Task details:
Would you pull out every line of the material that contains the string "heading"?

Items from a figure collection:
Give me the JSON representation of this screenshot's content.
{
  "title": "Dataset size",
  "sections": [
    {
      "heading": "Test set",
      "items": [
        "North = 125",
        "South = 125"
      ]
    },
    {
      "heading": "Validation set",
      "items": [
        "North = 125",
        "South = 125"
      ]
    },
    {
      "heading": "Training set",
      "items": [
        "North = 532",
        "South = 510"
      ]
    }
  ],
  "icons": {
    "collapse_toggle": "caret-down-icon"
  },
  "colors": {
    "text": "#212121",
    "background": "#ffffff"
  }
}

Expected output:
      "heading": "Test set",
      "heading": "Validation set",
      "heading": "Training set",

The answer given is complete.